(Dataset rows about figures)
┄┄┄┄┄┄┄┄┄┄┄┄┄┄┄┄┄┄┄┄
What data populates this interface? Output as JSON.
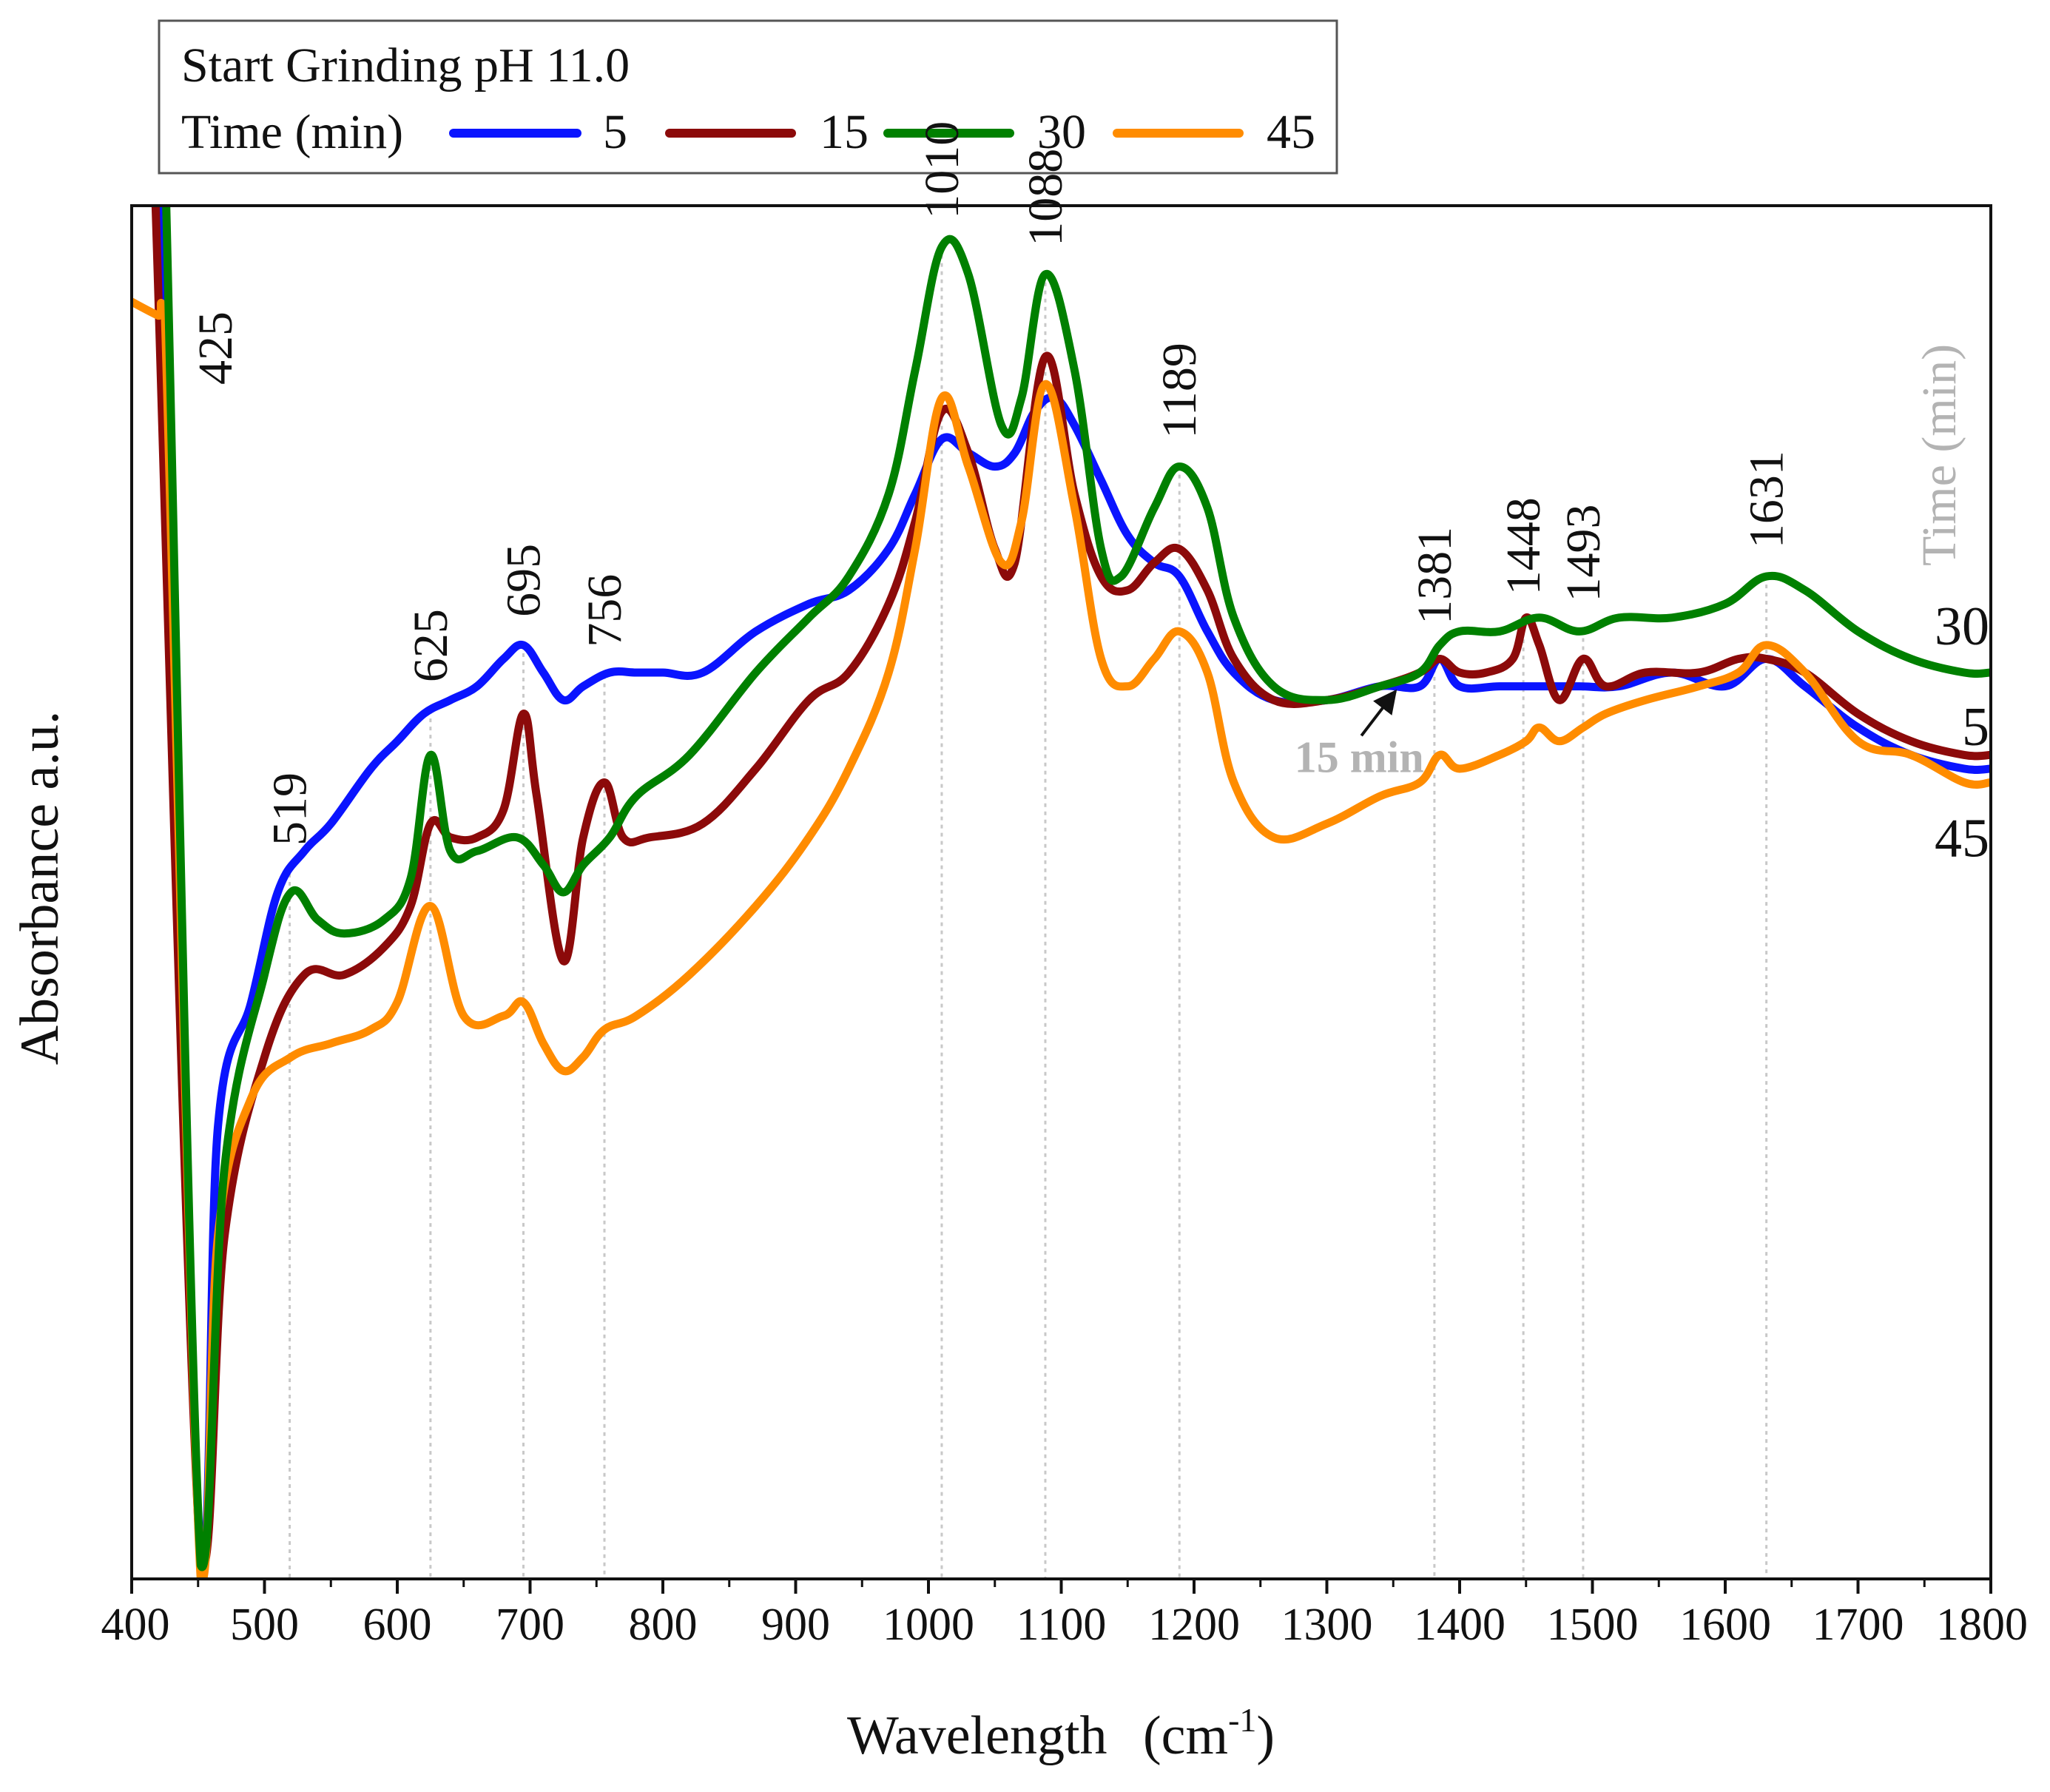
{
  "chart_data": {
    "type": "line",
    "title": "",
    "xlabel": "Wavelength",
    "xunit_base": "(cm",
    "xunit_exp": "-1",
    "xunit_close": ")",
    "ylabel": "Absorbance a.u.",
    "xlim": [
      400,
      1800
    ],
    "ylim": [
      0,
      100
    ],
    "xticks": [
      400,
      500,
      600,
      700,
      800,
      900,
      1000,
      1100,
      1200,
      1300,
      1400,
      1500,
      1600,
      1700,
      1800
    ],
    "legend": {
      "title": "Start Grinding pH 11.0",
      "label_prefix": "Time (min)",
      "position": "top-left-outside"
    },
    "peak_lines": [
      519,
      625,
      695,
      756,
      1010,
      1088,
      1189,
      1381,
      1448,
      1493,
      1631
    ],
    "peak_labels": [
      {
        "text": "425",
        "x": 425
      },
      {
        "text": "519",
        "x": 519
      },
      {
        "text": "625",
        "x": 625
      },
      {
        "text": "695",
        "x": 695
      },
      {
        "text": "756",
        "x": 756
      },
      {
        "text": "1010",
        "x": 1010
      },
      {
        "text": "1088",
        "x": 1088
      },
      {
        "text": "1189",
        "x": 1189
      },
      {
        "text": "1381",
        "x": 1381
      },
      {
        "text": "1448",
        "x": 1448
      },
      {
        "text": "1493",
        "x": 1493
      },
      {
        "text": "1631",
        "x": 1631
      }
    ],
    "series": [
      {
        "name": "5",
        "color": "#0a14ff",
        "x": [
          420,
          452,
          465,
          490,
          510,
          530,
          550,
          580,
          600,
          620,
          640,
          660,
          680,
          695,
          710,
          725,
          740,
          760,
          780,
          800,
          830,
          870,
          910,
          940,
          970,
          990,
          1010,
          1030,
          1050,
          1065,
          1080,
          1095,
          1110,
          1130,
          1150,
          1170,
          1189,
          1210,
          1230,
          1260,
          1300,
          1340,
          1370,
          1385,
          1400,
          1430,
          1460,
          1490,
          1520,
          1560,
          1600,
          1631,
          1660,
          1700,
          1740,
          1780,
          1800
        ],
        "y": [
          100,
          1,
          33,
          42,
          50,
          53,
          55,
          59,
          61,
          63,
          64,
          65,
          67,
          68,
          66,
          64,
          65,
          66,
          66,
          66,
          66,
          69,
          71,
          72,
          75,
          79,
          83,
          82,
          81,
          82,
          85,
          86,
          84,
          80,
          76,
          74,
          73,
          69,
          66,
          64,
          64,
          65,
          65,
          67,
          65,
          65,
          65,
          65,
          65,
          66,
          65,
          67,
          65,
          62,
          60,
          59,
          59
        ]
      },
      {
        "name": "15",
        "color": "#8c0a0a",
        "x": [
          418,
          452,
          470,
          500,
          530,
          560,
          590,
          610,
          625,
          640,
          660,
          680,
          695,
          705,
          725,
          740,
          756,
          770,
          790,
          830,
          870,
          910,
          940,
          970,
          990,
          1010,
          1030,
          1050,
          1065,
          1088,
          1110,
          1130,
          1150,
          1170,
          1189,
          1210,
          1230,
          1260,
          1300,
          1340,
          1370,
          1385,
          1400,
          1420,
          1440,
          1450,
          1460,
          1475,
          1493,
          1510,
          1540,
          1580,
          1610,
          1631,
          1660,
          1700,
          1740,
          1780,
          1800
        ],
        "y": [
          100,
          1,
          25,
          38,
          44,
          44,
          46,
          49,
          55,
          54,
          54,
          56,
          63,
          57,
          45,
          54,
          58,
          54,
          54,
          55,
          59,
          64,
          66,
          71,
          77,
          85,
          82,
          75,
          74,
          89,
          79,
          73,
          72,
          74,
          75,
          72,
          67,
          64,
          64,
          65,
          66,
          67,
          66,
          66,
          67,
          70,
          68,
          64,
          67,
          65,
          66,
          66,
          67,
          67,
          66,
          63,
          61,
          60,
          60
        ]
      },
      {
        "name": "30",
        "color": "#008000",
        "x": [
          426,
          452,
          470,
          500,
          520,
          540,
          560,
          590,
          610,
          625,
          640,
          660,
          690,
          710,
          725,
          740,
          760,
          780,
          820,
          870,
          910,
          940,
          970,
          990,
          1010,
          1030,
          1055,
          1070,
          1088,
          1110,
          1130,
          1145,
          1170,
          1189,
          1210,
          1230,
          1260,
          1300,
          1340,
          1370,
          1385,
          1400,
          1430,
          1460,
          1490,
          1520,
          1560,
          1600,
          1631,
          1660,
          1700,
          1740,
          1780,
          1800
        ],
        "y": [
          100,
          1,
          30,
          44,
          50,
          48,
          47,
          48,
          51,
          60,
          53,
          53,
          54,
          52,
          50,
          52,
          54,
          57,
          60,
          66,
          70,
          73,
          79,
          88,
          97,
          95,
          84,
          86,
          95,
          88,
          75,
          73,
          78,
          81,
          78,
          70,
          65,
          64,
          65,
          66,
          68,
          69,
          69,
          70,
          69,
          70,
          70,
          71,
          73,
          72,
          69,
          67,
          66,
          66
        ]
      },
      {
        "name": "45",
        "color": "#ff8c00",
        "x": [
          400,
          420,
          425,
          452,
          465,
          490,
          520,
          550,
          580,
          600,
          625,
          650,
          680,
          695,
          710,
          725,
          740,
          756,
          780,
          820,
          870,
          910,
          940,
          970,
          990,
          1010,
          1030,
          1055,
          1070,
          1088,
          1110,
          1130,
          1150,
          1170,
          1189,
          1210,
          1230,
          1260,
          1300,
          1340,
          1370,
          1385,
          1400,
          1430,
          1450,
          1460,
          1475,
          1493,
          1510,
          1540,
          1580,
          1610,
          1631,
          1660,
          1700,
          1740,
          1780,
          1800
        ],
        "y": [
          93,
          92,
          92,
          0,
          25,
          35,
          38,
          39,
          40,
          42,
          49,
          41,
          41,
          42,
          39,
          37,
          38,
          40,
          41,
          44,
          49,
          54,
          59,
          66,
          75,
          86,
          81,
          74,
          77,
          87,
          78,
          67,
          65,
          67,
          69,
          66,
          58,
          54,
          55,
          57,
          58,
          60,
          59,
          60,
          61,
          62,
          61,
          62,
          63,
          64,
          65,
          66,
          68,
          66,
          61,
          60,
          58,
          58
        ]
      }
    ],
    "end_labels": [
      {
        "text": "30",
        "series": 2
      },
      {
        "text": "5",
        "series": 0
      },
      {
        "text": "45",
        "series": 3
      }
    ],
    "annotation": {
      "text": "15 min",
      "series": 1,
      "x": 1355
    },
    "side_label": "Time (min)"
  }
}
┄┄┄┄┄┄┄┄┄┄┄┄┄┄┄┄┄┄┄┄
**WHAT IS BEING ASKED**
Above are several records. Count the lines among them that contain "Time" and give only the total.

**WORKED ANSWER**
2